Locate all lines with the word "subtitle" and copy them out.
>> start THE INPUT
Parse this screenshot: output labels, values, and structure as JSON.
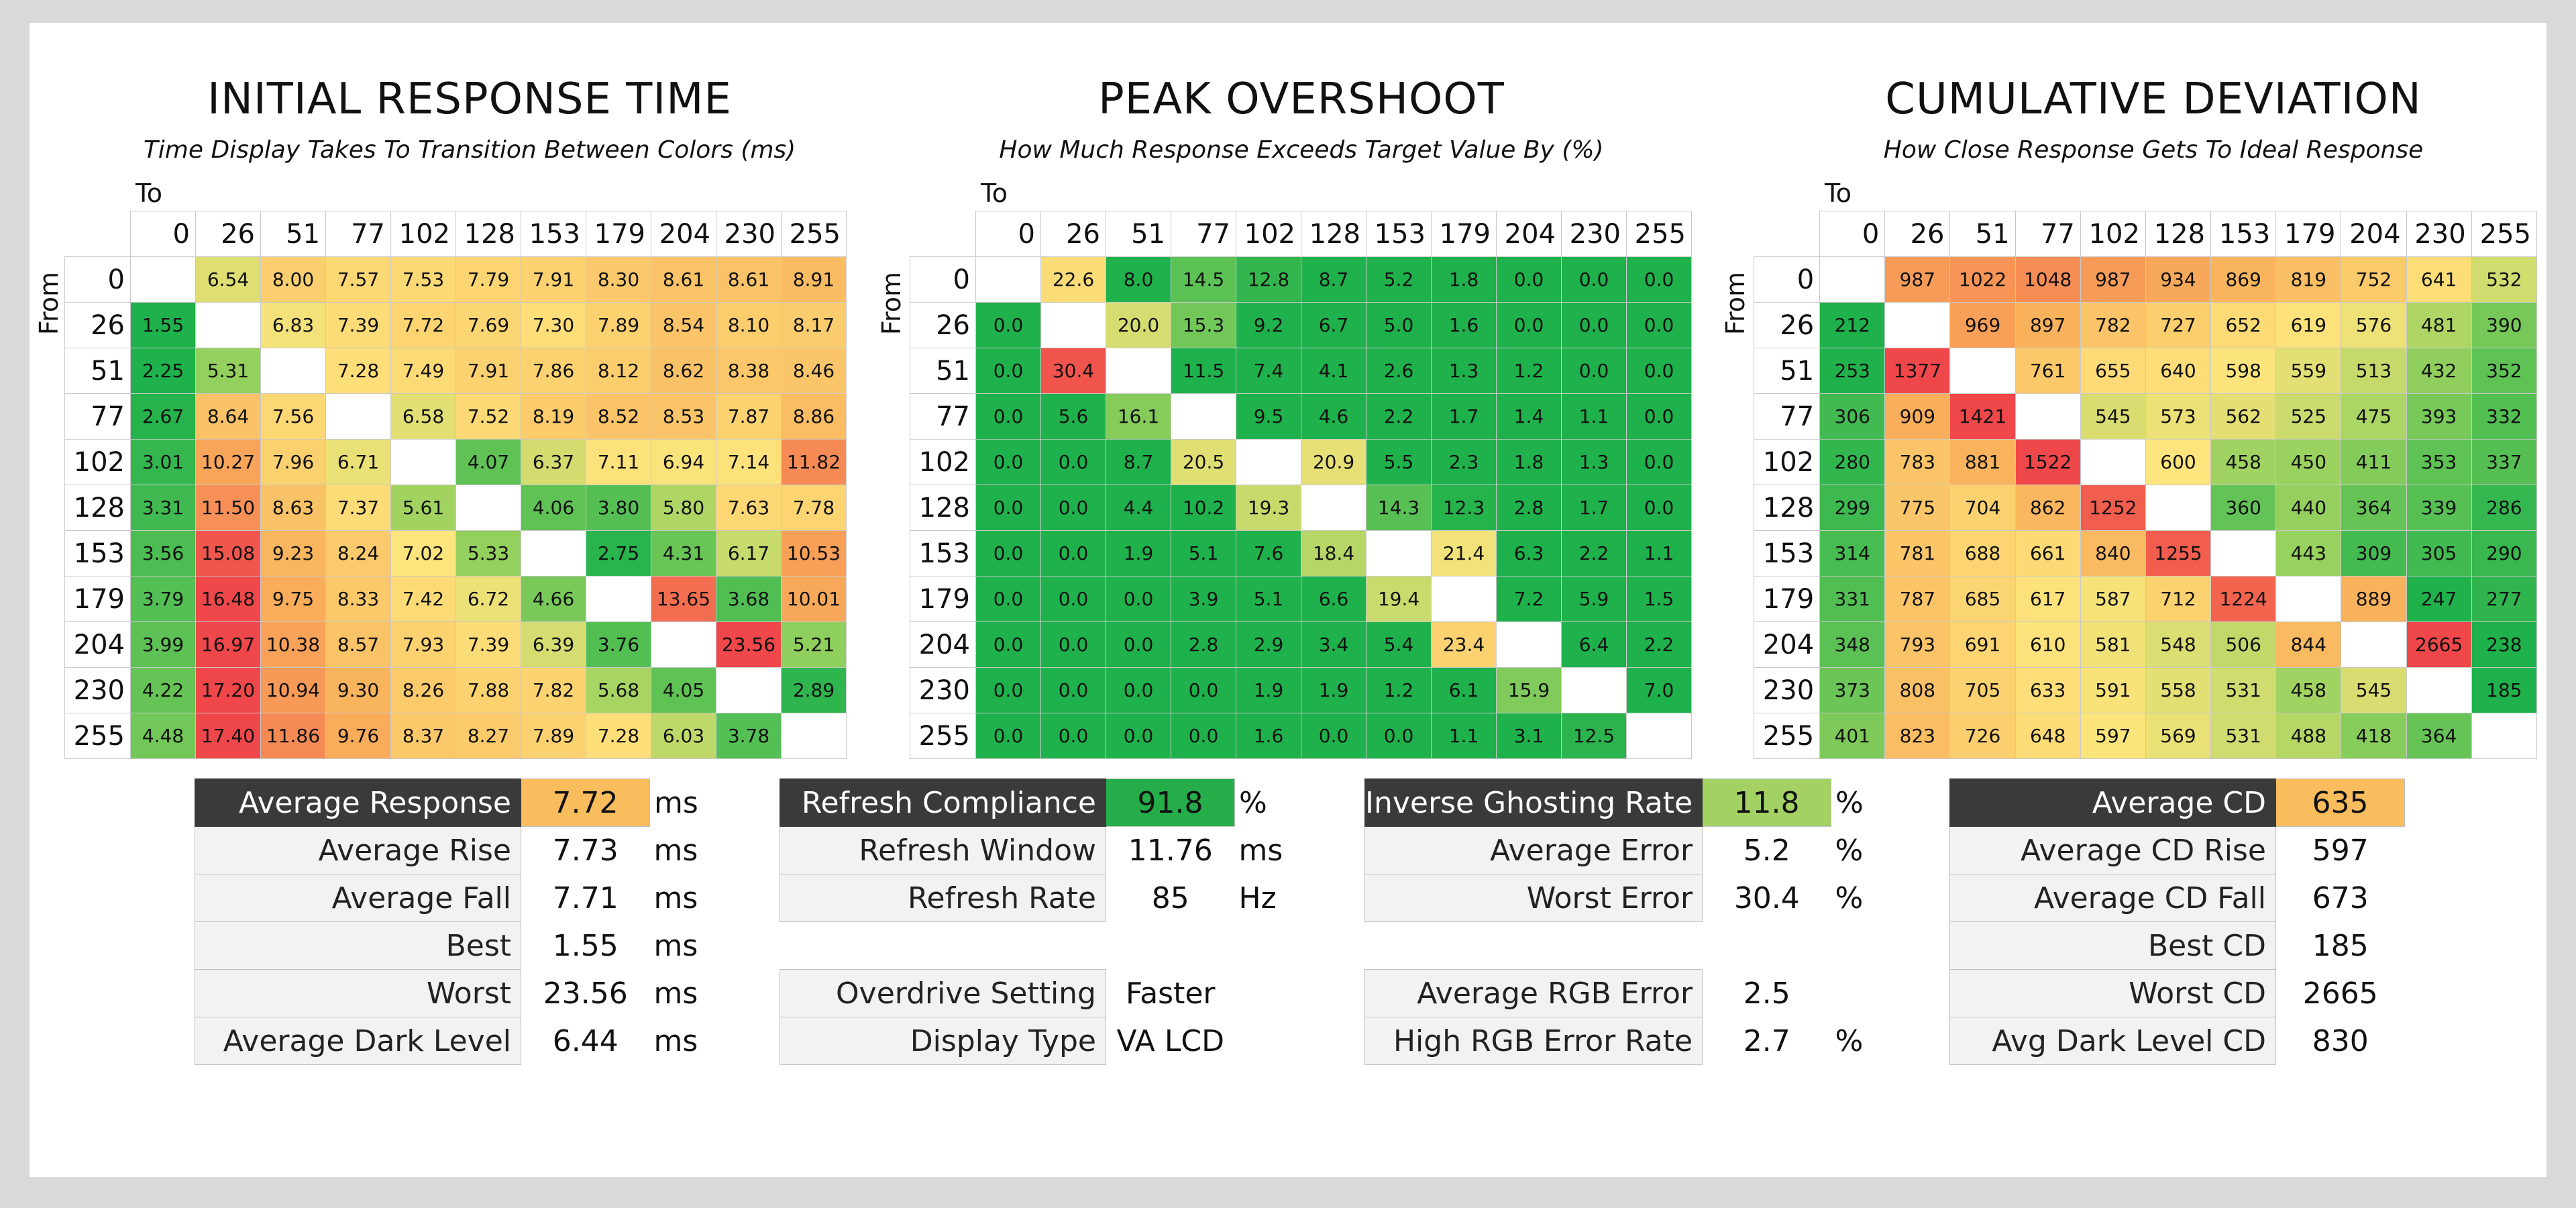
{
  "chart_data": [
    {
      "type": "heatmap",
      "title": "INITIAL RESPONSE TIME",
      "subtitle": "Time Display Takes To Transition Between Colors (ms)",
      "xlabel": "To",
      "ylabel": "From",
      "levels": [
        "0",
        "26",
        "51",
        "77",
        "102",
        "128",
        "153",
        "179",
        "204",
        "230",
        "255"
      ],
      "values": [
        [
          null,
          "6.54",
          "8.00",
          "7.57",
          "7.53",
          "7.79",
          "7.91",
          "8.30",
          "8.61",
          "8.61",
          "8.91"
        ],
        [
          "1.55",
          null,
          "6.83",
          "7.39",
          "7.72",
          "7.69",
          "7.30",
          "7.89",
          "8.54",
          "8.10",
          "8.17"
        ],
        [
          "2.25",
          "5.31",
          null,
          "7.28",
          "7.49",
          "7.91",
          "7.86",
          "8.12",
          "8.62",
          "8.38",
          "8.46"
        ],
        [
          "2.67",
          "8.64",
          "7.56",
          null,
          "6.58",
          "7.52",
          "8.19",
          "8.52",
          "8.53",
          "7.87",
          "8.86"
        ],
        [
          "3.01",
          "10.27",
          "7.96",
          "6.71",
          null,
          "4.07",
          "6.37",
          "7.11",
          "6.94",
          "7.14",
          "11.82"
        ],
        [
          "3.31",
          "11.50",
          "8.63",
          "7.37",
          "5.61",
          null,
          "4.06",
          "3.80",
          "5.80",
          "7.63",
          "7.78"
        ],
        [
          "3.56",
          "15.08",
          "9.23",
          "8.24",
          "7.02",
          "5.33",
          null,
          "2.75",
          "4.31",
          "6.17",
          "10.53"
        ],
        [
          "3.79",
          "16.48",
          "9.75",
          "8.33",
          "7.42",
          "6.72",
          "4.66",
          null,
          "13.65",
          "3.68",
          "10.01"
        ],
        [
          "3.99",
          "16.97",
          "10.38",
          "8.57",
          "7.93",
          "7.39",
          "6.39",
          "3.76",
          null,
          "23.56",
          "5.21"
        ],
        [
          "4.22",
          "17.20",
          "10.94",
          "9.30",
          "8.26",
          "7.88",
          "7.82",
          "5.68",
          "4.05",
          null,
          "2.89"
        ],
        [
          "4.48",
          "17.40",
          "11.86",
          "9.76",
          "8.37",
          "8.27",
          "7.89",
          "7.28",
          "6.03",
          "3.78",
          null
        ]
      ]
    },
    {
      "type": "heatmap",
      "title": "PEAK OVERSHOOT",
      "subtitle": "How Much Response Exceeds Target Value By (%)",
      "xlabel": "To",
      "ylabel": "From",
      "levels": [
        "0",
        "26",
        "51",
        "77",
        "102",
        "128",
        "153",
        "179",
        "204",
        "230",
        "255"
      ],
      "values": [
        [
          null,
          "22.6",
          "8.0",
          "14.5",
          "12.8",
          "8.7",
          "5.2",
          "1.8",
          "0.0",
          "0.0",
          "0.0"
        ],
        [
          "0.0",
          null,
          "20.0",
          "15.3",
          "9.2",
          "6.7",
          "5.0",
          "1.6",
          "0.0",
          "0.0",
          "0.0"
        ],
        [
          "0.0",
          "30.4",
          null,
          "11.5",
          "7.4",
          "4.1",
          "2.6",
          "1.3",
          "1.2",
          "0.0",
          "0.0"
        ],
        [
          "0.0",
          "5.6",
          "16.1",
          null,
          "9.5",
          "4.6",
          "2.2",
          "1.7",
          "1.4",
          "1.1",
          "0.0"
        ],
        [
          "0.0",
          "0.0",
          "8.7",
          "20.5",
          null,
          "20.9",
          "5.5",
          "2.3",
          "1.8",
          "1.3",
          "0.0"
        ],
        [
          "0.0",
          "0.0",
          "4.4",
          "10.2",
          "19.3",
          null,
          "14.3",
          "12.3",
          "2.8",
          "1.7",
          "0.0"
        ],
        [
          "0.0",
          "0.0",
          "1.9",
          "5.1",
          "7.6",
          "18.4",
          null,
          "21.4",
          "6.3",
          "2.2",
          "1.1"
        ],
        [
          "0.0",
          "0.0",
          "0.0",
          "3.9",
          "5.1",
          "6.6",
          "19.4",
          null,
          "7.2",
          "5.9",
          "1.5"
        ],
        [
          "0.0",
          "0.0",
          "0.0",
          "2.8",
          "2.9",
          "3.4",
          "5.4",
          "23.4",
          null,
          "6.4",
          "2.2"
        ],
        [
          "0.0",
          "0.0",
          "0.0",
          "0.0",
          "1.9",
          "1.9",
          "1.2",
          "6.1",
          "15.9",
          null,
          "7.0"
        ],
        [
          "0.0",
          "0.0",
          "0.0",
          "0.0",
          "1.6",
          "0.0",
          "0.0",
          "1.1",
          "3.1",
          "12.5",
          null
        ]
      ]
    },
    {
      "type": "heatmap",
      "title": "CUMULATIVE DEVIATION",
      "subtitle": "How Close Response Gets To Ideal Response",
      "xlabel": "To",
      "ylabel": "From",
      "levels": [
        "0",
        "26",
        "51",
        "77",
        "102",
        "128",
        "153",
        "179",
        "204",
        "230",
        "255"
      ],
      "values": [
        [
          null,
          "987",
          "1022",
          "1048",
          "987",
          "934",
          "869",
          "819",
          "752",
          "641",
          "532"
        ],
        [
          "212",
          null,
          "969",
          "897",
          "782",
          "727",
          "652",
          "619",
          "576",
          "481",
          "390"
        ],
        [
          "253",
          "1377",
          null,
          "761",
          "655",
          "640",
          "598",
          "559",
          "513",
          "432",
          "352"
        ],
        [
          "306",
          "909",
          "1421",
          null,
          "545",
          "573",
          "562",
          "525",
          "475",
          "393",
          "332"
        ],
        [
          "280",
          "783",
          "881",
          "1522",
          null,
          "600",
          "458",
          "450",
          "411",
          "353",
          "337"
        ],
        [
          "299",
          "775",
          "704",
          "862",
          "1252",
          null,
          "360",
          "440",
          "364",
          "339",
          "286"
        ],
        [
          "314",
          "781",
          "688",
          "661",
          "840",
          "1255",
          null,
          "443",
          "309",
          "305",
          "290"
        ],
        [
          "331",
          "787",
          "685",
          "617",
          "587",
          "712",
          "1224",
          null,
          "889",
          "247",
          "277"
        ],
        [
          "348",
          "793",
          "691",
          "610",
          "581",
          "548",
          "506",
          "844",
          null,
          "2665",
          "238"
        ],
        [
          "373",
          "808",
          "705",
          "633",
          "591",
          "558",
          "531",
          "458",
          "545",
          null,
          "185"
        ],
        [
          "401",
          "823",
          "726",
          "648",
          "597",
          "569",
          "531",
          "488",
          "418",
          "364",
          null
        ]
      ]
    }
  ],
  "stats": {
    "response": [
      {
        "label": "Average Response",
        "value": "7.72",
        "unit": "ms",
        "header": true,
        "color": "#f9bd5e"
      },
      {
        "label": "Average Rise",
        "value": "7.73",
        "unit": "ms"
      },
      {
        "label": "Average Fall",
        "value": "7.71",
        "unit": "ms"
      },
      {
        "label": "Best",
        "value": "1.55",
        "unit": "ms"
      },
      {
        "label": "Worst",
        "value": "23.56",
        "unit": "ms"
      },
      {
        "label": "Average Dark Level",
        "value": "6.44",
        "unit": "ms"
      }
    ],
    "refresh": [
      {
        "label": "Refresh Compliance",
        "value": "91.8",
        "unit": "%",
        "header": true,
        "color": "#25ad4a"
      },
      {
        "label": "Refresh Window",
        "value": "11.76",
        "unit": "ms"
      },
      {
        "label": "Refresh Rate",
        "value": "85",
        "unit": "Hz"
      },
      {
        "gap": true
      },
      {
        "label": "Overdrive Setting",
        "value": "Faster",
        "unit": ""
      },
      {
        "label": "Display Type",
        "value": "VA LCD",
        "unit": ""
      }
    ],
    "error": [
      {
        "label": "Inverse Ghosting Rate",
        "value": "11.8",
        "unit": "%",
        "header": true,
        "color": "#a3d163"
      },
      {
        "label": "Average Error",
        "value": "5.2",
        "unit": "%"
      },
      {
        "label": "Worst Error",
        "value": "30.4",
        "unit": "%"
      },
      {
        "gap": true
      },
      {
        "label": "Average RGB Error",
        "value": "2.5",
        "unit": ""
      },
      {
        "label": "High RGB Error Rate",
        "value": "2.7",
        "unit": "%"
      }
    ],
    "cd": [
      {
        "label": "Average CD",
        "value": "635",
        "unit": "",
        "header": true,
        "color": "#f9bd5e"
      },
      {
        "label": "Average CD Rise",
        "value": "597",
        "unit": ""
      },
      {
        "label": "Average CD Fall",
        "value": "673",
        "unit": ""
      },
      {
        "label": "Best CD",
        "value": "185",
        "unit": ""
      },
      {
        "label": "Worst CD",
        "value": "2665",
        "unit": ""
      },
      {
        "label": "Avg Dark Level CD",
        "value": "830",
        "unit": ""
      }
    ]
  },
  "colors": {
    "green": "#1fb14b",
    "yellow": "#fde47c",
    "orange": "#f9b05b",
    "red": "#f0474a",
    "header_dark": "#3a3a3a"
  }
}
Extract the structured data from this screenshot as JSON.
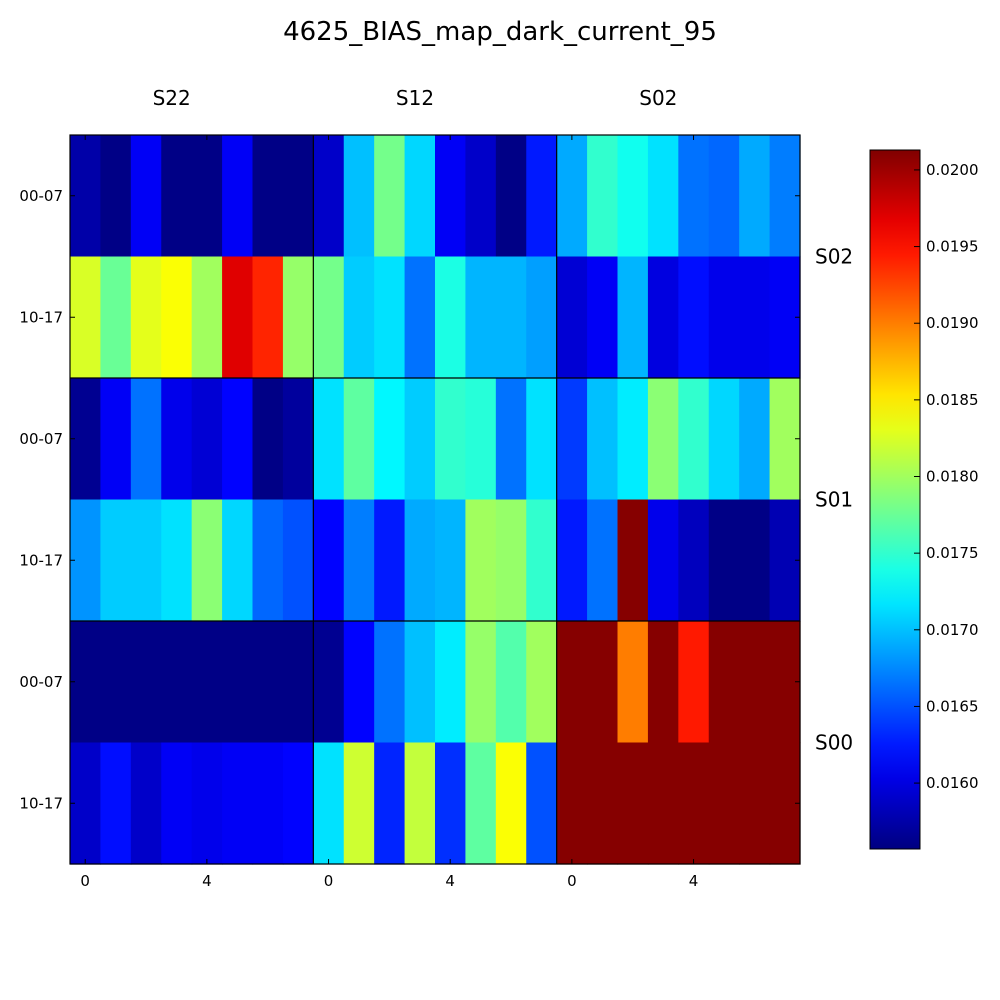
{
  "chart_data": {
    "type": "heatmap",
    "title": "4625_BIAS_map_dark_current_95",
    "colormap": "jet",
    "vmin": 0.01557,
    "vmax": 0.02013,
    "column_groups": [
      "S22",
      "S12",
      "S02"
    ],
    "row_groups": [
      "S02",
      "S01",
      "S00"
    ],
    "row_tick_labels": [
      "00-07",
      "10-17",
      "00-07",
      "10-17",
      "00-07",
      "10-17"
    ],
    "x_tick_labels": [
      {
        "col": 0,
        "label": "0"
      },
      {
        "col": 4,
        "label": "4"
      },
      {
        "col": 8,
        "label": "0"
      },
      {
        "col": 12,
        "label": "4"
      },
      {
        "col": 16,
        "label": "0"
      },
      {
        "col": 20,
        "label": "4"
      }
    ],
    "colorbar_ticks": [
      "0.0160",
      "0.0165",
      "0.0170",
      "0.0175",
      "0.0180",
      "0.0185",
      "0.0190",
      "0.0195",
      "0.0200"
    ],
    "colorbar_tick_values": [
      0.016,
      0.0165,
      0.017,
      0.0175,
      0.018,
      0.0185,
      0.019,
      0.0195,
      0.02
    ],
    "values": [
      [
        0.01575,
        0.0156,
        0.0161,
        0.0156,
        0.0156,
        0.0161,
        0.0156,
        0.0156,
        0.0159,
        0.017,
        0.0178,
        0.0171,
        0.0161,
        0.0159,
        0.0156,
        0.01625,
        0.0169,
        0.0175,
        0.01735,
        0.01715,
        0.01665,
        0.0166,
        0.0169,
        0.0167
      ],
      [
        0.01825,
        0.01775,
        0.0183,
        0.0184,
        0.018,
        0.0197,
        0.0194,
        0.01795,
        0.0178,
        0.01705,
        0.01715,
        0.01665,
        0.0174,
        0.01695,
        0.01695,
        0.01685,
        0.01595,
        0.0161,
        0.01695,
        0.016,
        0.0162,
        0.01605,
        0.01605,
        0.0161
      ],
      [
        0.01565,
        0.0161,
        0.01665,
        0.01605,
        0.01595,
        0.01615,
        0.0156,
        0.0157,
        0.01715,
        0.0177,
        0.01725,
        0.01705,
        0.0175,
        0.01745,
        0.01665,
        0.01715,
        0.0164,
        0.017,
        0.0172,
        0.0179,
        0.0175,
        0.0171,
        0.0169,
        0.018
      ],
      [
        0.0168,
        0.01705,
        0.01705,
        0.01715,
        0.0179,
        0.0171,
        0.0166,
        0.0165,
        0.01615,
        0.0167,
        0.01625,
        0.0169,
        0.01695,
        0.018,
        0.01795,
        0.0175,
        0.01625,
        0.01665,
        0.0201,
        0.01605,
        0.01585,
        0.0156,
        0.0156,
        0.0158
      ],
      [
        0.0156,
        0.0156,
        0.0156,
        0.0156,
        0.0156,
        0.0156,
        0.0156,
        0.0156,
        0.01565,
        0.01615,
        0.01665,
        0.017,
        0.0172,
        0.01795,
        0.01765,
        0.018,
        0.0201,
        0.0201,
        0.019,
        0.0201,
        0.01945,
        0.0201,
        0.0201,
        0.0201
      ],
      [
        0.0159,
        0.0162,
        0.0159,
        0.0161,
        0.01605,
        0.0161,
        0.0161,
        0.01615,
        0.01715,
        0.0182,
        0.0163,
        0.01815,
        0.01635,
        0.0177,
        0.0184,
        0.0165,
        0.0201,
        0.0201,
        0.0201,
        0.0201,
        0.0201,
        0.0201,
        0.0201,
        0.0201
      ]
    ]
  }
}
>> end THE INPUT
__OUTPUT OF THE TASK__.
      "subtitle": "Time Display Takes To Transition Between Colors (ms)",
      "subtitle": "How Much Response Exceeds Target Value By (%)",
      "subtitle": "How Close Response Gets To Ideal Response",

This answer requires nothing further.